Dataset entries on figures
begin
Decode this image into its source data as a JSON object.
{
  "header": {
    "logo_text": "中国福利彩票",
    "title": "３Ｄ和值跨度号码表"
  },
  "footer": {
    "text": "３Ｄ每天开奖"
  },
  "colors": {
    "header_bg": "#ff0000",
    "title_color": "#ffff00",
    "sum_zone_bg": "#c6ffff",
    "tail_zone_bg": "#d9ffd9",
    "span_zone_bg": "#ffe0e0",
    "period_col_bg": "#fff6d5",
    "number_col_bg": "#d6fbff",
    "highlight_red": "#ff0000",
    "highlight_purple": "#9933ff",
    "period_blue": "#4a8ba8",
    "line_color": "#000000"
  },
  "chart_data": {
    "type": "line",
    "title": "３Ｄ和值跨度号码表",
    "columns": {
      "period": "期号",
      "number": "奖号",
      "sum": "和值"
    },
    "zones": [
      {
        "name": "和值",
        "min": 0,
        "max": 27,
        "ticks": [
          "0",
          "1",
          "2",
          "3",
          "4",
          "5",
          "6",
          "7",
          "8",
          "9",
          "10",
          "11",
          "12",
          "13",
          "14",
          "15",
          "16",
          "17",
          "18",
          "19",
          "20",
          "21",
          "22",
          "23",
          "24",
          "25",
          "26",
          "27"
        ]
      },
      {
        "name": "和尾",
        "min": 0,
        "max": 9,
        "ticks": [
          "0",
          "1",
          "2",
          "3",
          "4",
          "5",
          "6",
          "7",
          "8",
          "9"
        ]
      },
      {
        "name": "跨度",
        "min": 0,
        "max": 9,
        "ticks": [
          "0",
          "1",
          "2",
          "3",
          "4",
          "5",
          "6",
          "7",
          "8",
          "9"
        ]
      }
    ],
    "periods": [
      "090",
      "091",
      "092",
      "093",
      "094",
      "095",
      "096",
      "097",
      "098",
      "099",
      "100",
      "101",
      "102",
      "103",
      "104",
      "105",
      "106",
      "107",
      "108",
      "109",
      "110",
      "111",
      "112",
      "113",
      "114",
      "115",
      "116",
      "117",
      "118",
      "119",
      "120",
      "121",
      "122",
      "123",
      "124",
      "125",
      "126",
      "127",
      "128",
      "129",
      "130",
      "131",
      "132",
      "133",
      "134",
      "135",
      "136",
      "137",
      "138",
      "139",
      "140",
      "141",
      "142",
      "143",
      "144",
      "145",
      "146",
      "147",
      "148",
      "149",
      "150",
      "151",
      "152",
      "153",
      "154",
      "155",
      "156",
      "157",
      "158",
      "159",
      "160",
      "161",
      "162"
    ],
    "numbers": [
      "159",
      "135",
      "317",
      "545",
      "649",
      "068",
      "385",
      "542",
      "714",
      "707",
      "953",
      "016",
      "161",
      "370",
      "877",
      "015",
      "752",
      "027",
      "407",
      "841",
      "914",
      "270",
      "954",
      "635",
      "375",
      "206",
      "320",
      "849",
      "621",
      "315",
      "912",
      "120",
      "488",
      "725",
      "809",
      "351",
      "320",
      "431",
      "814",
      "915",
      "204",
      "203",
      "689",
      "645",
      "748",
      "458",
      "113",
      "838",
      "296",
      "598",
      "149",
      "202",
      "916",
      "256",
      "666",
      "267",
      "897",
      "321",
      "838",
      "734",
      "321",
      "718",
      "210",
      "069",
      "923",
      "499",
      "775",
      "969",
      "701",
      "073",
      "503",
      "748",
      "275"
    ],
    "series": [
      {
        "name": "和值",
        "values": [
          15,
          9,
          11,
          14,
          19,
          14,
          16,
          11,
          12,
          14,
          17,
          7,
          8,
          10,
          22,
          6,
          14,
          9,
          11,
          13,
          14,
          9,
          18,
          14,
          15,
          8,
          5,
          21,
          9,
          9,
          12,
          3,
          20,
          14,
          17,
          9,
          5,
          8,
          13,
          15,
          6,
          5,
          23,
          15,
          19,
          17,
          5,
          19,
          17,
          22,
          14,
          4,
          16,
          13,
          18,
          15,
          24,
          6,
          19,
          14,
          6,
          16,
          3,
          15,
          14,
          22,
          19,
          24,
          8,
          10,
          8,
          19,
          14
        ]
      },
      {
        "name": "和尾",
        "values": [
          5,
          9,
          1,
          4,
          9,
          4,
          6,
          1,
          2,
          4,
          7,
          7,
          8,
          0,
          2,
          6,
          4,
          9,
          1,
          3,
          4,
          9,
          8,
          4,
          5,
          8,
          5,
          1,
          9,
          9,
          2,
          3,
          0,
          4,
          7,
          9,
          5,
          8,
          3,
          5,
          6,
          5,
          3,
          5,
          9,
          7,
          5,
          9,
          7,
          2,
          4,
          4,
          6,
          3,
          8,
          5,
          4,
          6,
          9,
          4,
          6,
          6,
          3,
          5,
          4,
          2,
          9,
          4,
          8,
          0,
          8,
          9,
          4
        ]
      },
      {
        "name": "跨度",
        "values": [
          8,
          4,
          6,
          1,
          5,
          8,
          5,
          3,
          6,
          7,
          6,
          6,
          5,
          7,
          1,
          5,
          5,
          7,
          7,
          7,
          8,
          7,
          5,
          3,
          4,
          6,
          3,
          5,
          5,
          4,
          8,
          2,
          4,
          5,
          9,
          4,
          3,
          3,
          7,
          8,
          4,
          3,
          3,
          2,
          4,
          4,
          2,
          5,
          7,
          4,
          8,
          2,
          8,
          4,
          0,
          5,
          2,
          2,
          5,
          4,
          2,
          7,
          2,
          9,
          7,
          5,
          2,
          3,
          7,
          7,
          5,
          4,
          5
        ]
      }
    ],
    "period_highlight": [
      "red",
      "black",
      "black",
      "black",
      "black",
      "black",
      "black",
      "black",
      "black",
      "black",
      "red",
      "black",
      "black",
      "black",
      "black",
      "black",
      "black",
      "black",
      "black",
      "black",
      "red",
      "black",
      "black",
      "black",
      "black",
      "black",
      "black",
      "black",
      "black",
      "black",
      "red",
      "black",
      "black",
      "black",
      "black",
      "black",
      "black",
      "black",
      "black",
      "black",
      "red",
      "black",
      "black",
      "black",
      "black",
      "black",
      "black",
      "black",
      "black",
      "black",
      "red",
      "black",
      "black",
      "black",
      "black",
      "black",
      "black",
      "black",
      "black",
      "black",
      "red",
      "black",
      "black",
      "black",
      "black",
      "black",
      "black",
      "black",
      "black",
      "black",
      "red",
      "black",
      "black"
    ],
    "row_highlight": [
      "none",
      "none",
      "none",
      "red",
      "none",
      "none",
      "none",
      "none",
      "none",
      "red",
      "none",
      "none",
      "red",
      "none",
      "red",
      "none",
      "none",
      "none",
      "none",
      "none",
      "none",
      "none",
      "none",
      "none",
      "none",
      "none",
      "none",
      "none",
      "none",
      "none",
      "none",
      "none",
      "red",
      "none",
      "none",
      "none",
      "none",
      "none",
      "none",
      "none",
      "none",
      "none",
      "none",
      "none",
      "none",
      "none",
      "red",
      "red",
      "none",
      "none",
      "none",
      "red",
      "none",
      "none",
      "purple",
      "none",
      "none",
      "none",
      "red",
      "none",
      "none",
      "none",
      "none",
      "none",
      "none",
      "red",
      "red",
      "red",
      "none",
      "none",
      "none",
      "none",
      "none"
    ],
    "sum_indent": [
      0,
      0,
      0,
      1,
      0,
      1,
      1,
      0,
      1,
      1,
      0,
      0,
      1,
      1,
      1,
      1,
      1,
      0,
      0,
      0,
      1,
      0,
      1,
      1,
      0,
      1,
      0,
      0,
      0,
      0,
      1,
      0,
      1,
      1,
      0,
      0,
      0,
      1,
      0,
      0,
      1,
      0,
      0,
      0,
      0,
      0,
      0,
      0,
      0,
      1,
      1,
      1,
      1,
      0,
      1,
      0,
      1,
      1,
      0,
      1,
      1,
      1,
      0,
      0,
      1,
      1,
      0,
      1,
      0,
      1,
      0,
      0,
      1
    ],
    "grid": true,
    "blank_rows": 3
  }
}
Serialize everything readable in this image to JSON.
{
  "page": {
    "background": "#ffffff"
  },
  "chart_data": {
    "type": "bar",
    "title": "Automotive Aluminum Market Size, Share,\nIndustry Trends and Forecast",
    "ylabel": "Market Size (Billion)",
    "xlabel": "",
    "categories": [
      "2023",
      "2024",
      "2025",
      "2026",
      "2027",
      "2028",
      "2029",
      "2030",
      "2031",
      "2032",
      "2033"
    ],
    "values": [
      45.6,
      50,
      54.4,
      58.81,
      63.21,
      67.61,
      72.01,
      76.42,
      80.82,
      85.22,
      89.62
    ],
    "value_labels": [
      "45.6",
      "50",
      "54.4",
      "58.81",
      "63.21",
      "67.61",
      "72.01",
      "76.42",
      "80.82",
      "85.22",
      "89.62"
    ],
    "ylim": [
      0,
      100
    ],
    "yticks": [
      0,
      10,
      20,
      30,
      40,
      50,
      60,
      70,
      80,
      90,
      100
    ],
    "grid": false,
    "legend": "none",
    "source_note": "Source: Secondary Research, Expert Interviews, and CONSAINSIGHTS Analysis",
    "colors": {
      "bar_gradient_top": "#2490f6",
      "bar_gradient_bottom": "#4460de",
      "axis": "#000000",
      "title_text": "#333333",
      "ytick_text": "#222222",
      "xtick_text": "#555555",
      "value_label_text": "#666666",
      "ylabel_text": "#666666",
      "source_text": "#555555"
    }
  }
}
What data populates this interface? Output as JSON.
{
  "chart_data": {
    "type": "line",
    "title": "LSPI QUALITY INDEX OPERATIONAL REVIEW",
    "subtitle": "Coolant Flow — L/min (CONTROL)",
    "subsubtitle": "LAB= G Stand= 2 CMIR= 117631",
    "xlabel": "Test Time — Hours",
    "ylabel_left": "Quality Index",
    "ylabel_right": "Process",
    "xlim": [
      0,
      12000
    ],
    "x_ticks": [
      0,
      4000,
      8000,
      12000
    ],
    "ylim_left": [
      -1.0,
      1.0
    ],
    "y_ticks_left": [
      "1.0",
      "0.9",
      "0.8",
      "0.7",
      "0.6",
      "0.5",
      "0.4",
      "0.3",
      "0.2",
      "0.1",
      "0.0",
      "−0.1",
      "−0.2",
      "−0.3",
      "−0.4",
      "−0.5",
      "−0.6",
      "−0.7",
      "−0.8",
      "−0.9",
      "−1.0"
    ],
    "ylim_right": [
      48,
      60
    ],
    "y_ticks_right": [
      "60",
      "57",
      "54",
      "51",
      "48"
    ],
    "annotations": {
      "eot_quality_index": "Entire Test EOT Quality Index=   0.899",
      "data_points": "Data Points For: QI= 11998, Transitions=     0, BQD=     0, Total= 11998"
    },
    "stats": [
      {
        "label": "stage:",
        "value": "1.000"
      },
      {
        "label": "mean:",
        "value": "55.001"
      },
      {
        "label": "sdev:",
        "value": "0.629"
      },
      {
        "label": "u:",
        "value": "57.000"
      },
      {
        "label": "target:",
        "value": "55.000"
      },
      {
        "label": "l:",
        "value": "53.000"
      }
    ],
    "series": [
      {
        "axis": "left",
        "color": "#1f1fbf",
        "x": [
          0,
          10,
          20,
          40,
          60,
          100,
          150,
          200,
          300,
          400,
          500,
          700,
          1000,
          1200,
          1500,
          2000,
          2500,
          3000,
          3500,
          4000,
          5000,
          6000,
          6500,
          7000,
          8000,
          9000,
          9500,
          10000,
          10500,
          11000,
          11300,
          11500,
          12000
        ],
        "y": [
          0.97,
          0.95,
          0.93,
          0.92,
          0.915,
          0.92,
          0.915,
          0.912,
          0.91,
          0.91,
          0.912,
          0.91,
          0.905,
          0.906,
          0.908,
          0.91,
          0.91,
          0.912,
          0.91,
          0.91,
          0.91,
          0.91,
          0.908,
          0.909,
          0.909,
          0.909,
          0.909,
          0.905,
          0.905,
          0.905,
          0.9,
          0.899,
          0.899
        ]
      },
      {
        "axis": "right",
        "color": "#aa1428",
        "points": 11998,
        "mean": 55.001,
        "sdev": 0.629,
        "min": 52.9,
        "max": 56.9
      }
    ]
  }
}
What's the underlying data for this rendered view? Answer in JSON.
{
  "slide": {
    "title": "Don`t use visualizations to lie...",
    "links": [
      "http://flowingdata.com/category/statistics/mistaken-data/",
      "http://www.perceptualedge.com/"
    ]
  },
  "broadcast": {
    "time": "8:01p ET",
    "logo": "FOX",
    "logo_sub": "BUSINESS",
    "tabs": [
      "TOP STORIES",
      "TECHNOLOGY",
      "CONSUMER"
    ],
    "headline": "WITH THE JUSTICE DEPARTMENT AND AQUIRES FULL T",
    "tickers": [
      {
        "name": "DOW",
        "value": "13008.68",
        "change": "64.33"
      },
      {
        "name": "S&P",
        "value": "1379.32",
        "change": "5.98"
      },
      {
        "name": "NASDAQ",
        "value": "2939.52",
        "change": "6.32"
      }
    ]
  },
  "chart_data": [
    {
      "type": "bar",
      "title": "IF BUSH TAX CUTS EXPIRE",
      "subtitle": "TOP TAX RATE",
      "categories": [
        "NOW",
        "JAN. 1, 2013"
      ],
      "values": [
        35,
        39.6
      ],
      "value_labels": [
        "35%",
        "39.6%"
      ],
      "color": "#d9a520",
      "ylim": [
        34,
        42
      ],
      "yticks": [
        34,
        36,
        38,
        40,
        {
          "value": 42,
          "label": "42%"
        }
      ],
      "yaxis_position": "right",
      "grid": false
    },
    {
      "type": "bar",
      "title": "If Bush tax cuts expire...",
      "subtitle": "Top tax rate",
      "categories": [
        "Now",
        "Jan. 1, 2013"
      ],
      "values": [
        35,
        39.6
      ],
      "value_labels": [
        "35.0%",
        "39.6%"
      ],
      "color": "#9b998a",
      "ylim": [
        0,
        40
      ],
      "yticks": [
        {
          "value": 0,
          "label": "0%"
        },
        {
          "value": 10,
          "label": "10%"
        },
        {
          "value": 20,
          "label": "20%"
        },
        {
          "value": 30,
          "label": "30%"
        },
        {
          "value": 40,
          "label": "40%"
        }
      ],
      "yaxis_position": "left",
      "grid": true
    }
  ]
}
end
**What to do**
In the listing, find every line containing the word "http" and list it.

**Task output**
      "http://flowingdata.com/category/statistics/mistaken-data/",
      "http://www.perceptualedge.com/"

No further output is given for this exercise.